Supplied material =>
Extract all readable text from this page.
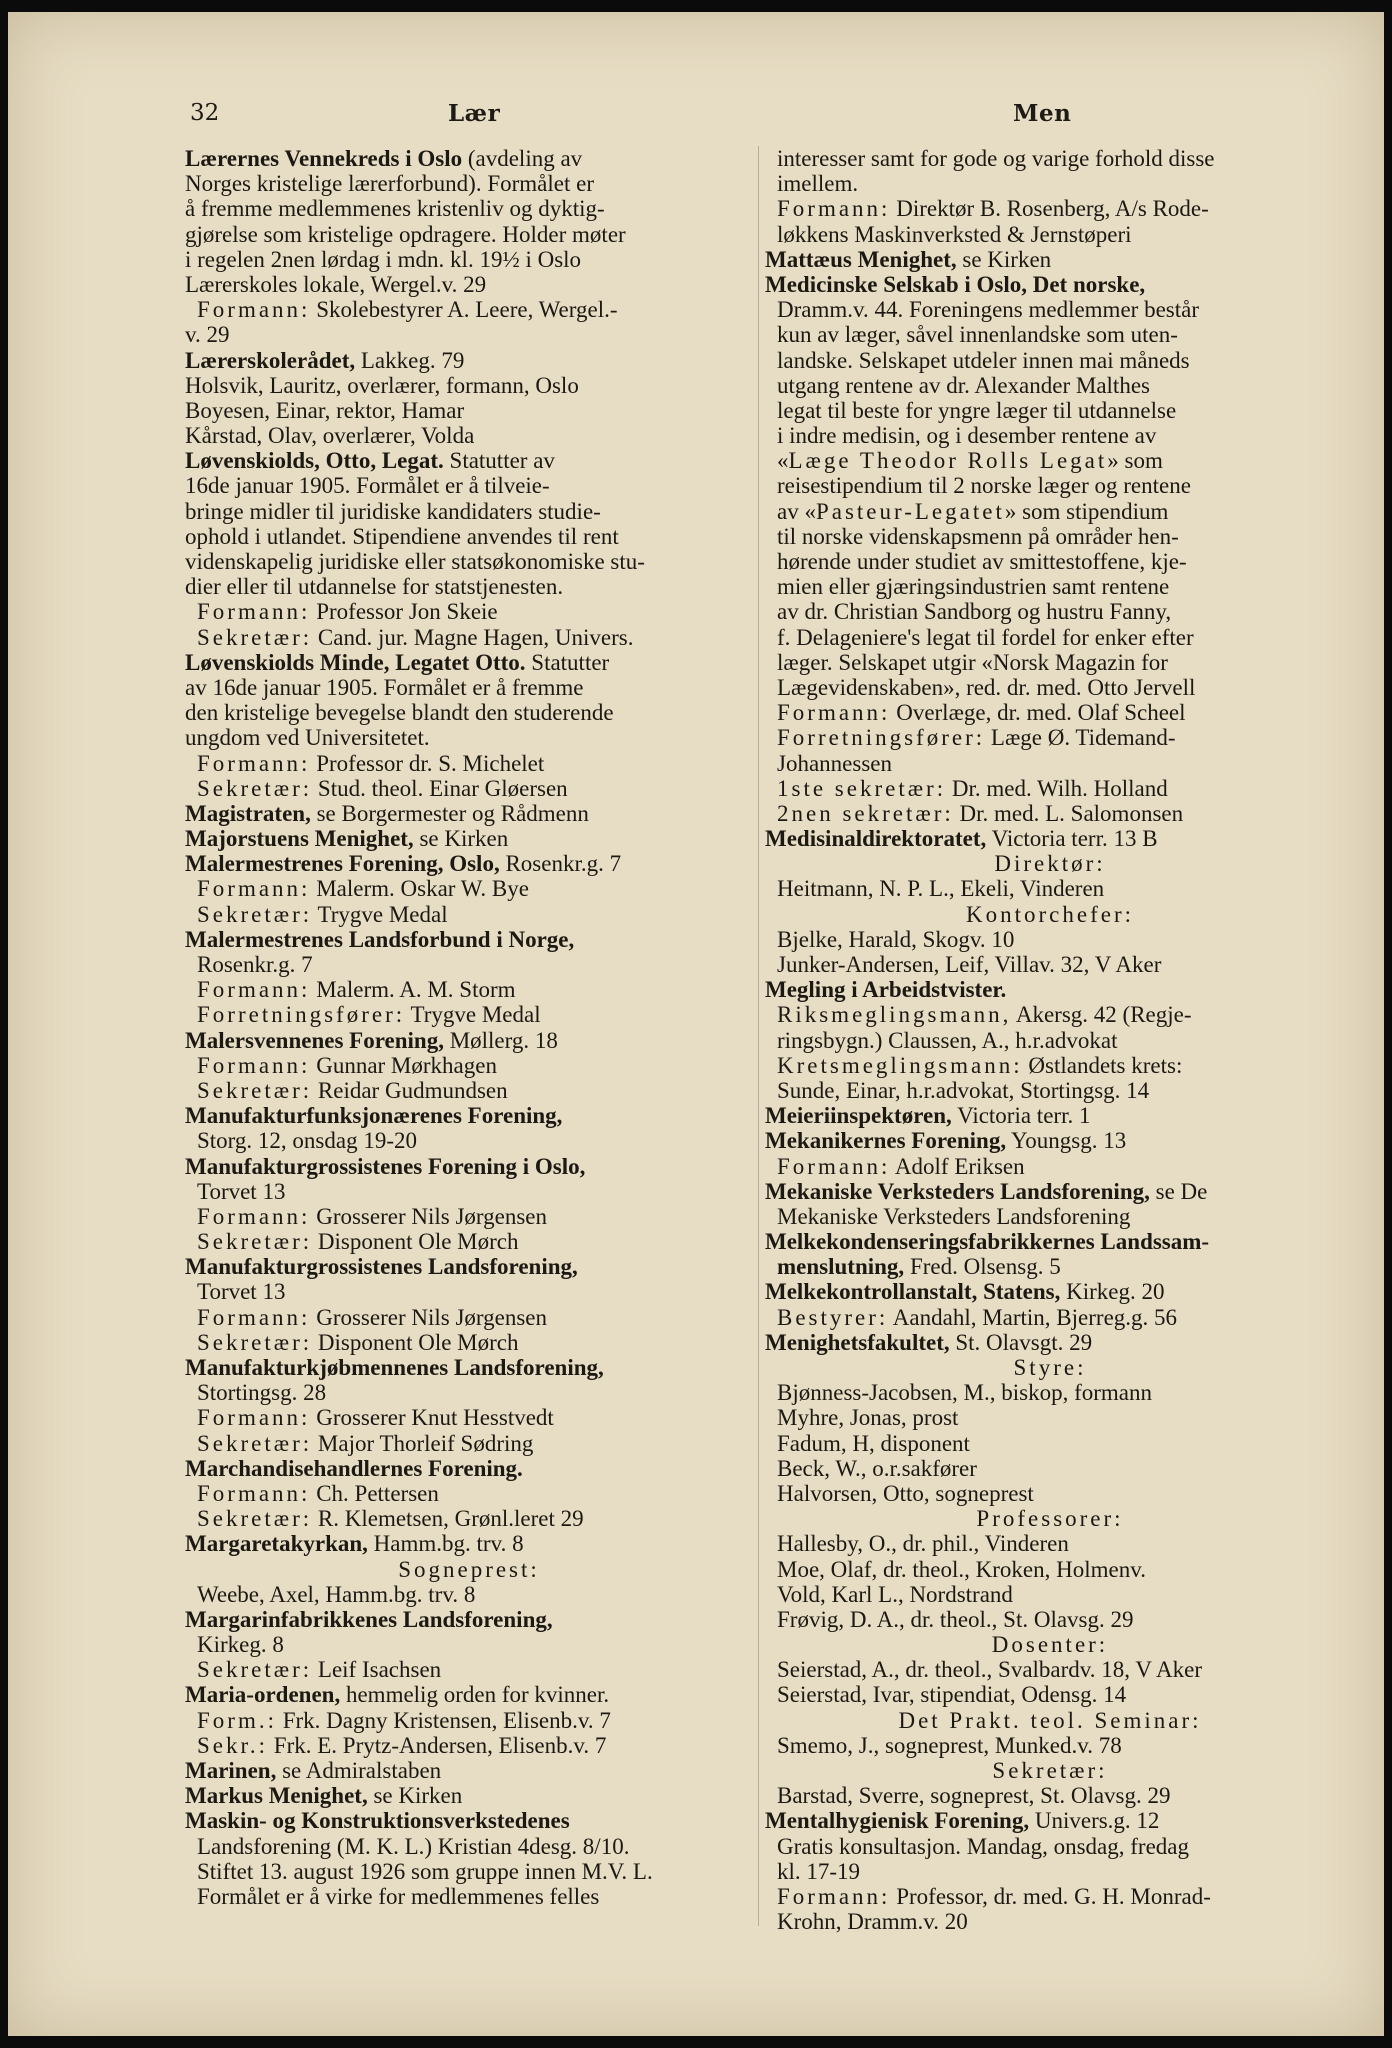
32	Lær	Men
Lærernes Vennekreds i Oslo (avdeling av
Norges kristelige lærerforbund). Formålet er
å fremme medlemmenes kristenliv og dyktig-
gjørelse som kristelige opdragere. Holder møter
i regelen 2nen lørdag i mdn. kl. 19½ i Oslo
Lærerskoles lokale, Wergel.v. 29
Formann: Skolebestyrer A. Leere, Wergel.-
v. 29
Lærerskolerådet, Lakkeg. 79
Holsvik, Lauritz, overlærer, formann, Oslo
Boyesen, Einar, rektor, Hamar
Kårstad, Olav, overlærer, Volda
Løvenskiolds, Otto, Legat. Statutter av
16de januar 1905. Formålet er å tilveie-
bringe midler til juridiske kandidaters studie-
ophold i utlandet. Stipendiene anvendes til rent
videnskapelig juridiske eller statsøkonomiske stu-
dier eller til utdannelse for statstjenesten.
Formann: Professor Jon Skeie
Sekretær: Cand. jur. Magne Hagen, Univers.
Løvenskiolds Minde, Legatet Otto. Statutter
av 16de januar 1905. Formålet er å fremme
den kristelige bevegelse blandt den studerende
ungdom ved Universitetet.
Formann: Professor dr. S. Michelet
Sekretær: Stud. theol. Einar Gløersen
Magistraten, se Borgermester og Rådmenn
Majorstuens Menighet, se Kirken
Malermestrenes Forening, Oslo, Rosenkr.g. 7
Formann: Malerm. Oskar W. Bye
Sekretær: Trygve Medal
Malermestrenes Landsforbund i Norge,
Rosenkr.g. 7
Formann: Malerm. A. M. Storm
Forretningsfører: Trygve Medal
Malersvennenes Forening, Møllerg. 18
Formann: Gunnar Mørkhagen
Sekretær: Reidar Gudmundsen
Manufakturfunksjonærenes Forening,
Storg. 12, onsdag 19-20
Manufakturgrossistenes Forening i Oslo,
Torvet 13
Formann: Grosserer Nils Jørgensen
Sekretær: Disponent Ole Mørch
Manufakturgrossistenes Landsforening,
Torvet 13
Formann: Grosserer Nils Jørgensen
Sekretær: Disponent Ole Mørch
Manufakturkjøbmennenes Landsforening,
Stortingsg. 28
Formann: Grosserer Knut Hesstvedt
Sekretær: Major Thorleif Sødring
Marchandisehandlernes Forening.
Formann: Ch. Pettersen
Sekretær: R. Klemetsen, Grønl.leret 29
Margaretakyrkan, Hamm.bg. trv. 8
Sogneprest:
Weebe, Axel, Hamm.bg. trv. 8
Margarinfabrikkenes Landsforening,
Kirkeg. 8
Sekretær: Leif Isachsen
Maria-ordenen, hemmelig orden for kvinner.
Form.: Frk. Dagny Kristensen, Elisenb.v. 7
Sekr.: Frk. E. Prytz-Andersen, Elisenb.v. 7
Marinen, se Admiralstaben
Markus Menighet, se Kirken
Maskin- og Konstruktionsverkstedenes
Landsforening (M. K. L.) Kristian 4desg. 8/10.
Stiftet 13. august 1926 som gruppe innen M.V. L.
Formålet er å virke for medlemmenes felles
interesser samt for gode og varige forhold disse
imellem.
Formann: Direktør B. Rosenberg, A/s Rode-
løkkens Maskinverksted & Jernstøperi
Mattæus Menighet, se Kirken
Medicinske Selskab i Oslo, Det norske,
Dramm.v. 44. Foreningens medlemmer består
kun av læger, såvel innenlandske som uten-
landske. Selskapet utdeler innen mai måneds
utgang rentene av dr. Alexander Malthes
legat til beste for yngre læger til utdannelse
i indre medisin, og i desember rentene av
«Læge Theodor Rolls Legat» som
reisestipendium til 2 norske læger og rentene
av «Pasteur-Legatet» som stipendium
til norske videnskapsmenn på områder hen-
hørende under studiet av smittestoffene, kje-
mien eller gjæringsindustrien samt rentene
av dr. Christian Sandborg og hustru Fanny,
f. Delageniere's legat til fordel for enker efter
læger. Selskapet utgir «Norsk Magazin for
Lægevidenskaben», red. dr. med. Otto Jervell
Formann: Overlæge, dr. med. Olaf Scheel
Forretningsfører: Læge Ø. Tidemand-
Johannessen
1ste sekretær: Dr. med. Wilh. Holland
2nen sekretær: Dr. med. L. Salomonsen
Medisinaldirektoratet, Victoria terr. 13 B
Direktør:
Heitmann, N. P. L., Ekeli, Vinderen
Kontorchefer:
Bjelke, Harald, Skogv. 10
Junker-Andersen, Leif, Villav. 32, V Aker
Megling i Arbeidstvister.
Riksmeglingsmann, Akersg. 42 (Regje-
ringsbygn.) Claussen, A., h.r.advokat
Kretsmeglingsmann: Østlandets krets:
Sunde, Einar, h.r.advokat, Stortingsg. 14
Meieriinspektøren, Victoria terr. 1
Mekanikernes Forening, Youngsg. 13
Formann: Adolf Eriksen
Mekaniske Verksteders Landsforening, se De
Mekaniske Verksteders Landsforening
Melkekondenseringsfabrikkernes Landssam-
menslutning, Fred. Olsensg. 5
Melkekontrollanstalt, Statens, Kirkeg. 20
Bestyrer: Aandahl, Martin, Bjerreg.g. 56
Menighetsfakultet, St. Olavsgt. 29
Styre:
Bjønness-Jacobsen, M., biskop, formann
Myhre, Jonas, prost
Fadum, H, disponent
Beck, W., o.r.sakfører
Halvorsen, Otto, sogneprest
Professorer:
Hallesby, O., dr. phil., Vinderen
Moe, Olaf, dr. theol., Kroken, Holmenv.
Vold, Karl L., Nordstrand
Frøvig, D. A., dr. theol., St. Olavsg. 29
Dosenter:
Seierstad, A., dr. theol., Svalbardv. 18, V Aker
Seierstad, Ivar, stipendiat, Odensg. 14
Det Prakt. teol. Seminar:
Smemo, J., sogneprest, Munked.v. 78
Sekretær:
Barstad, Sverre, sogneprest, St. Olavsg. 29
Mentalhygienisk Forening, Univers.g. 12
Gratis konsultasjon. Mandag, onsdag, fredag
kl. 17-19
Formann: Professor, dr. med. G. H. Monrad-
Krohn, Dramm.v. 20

--

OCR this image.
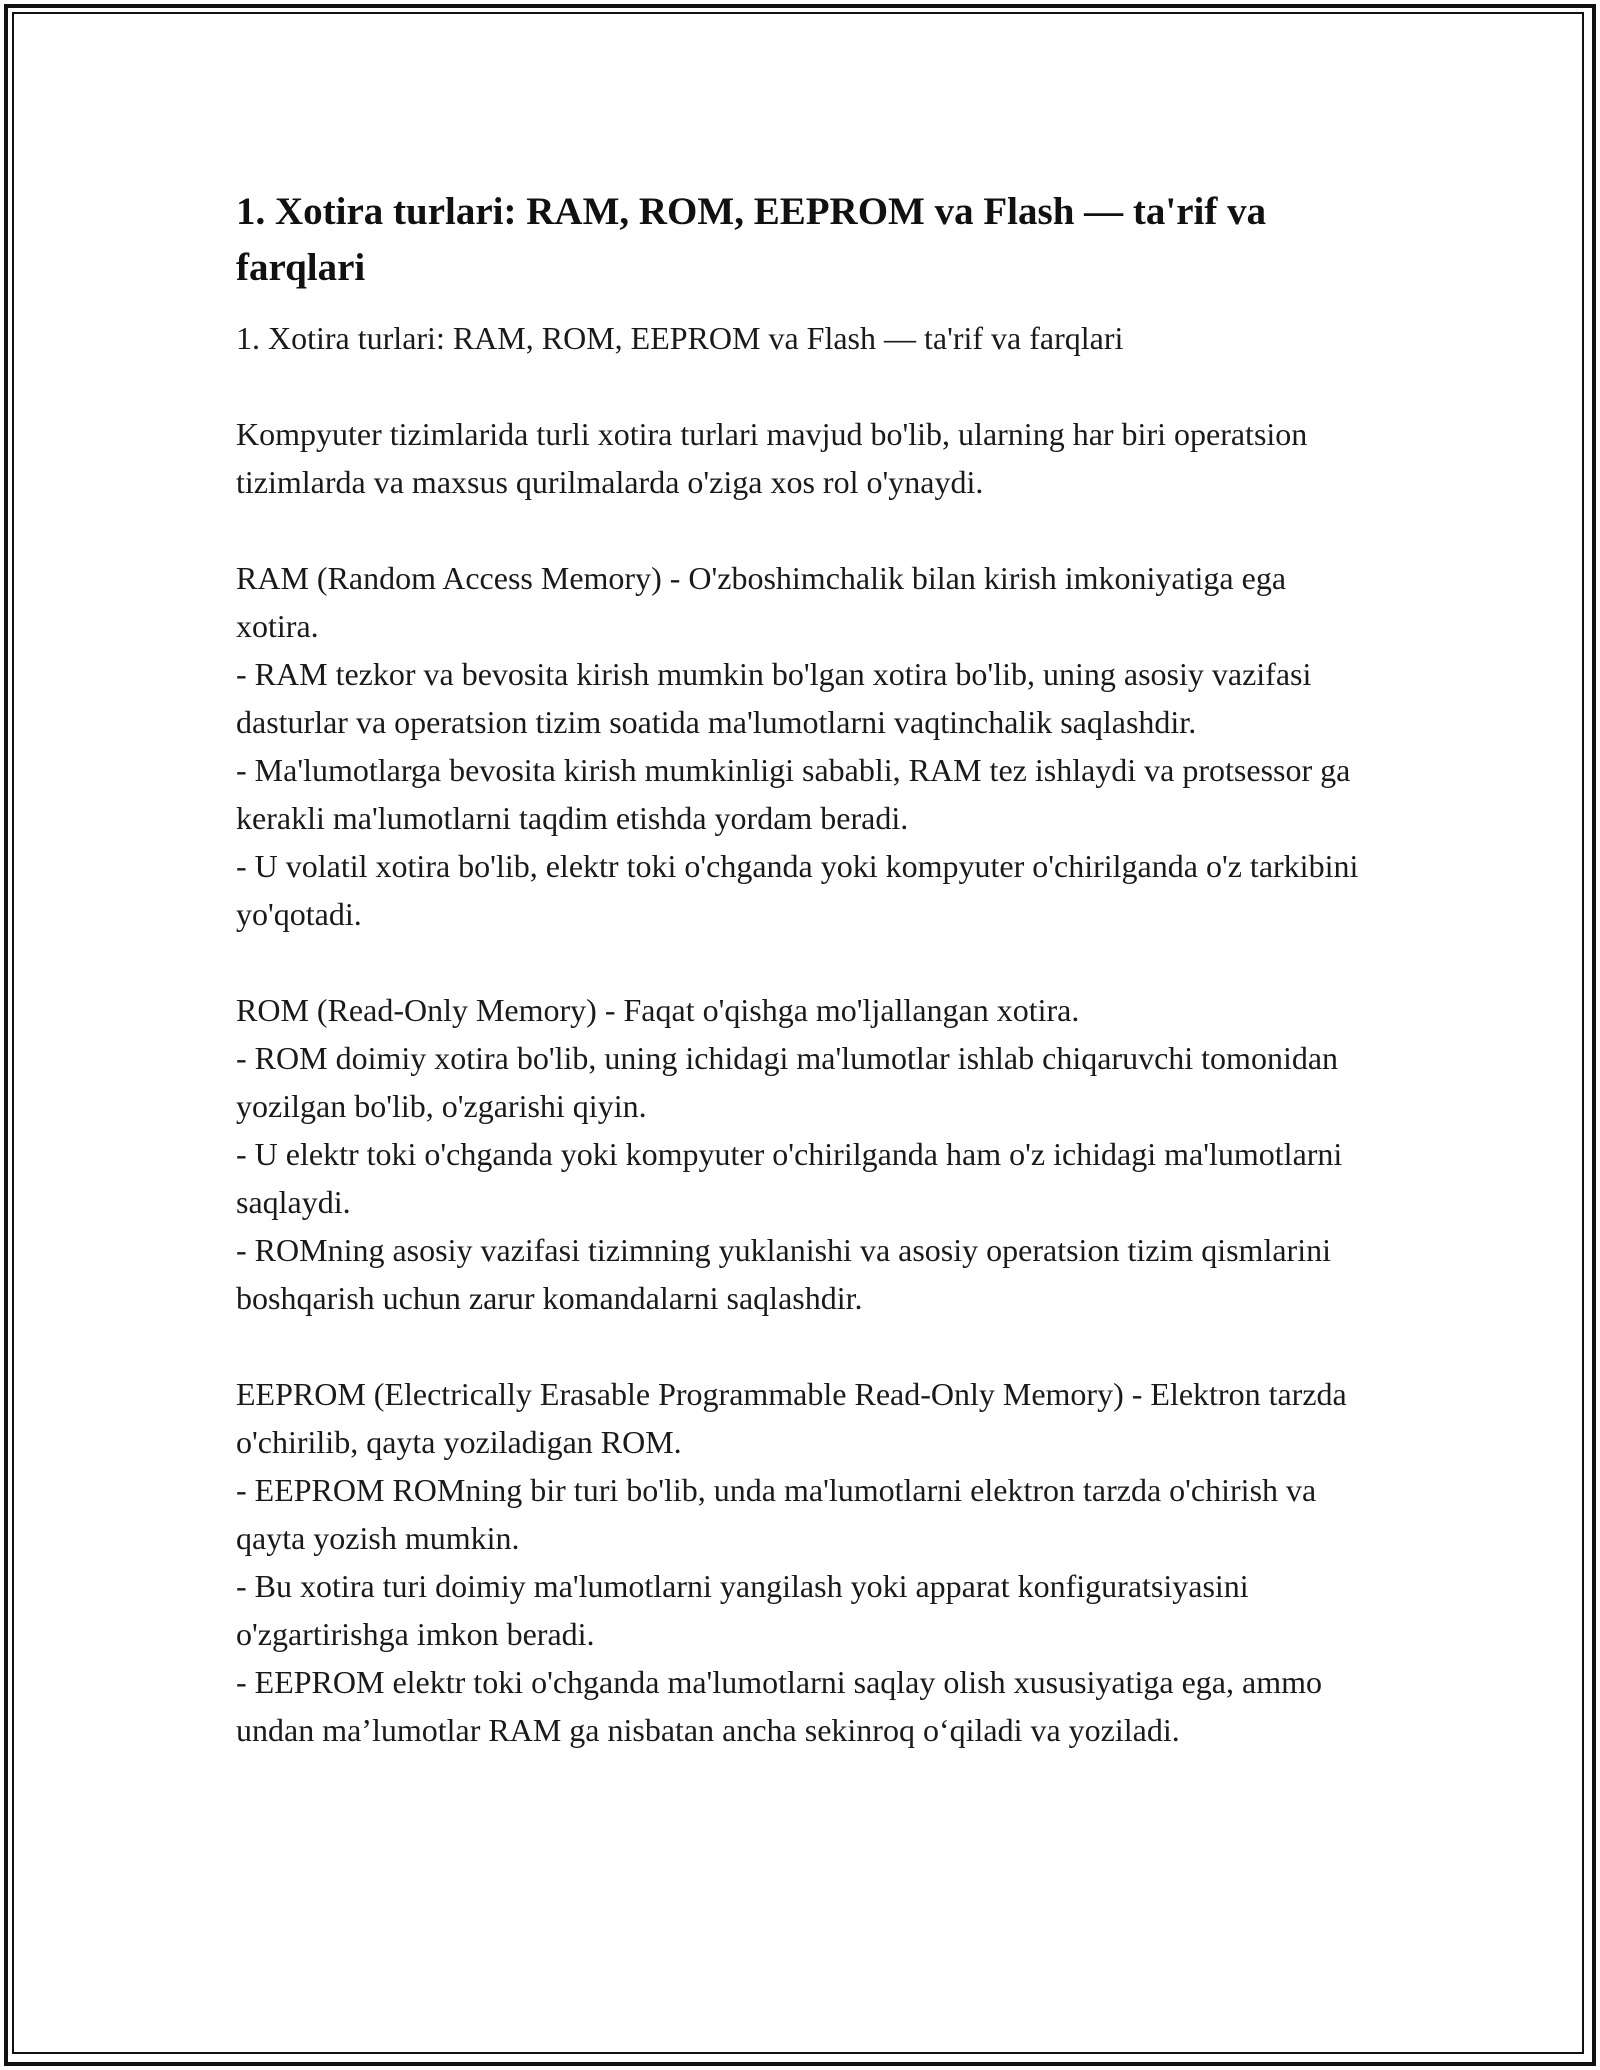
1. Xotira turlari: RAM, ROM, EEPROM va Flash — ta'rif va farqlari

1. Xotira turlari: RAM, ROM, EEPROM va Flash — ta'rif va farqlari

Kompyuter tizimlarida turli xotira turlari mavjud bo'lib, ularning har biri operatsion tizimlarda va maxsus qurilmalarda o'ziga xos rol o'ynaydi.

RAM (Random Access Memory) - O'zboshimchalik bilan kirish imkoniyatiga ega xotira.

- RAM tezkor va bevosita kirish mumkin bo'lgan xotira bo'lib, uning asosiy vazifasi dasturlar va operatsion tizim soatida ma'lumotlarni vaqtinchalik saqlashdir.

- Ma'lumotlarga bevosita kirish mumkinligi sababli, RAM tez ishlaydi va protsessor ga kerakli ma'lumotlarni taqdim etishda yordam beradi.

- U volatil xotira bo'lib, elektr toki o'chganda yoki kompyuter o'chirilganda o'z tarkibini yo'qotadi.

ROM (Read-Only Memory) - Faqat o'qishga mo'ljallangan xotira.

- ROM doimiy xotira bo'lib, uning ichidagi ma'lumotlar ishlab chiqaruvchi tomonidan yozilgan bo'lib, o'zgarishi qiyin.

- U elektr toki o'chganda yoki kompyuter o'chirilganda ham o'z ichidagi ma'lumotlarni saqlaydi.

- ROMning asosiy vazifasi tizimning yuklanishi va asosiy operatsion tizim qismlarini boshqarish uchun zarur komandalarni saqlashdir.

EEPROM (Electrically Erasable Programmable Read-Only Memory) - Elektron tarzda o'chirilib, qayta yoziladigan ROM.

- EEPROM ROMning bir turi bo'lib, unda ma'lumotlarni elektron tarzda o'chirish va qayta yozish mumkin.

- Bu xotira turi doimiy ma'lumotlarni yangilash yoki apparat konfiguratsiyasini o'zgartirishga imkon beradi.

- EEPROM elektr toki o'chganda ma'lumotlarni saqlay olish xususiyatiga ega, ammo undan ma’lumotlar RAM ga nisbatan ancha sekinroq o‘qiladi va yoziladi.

What you should do =>
Tally the lines of the preceding listing in which the word "yoki" appears; state nothing but the total.

Response to the exercise =>
3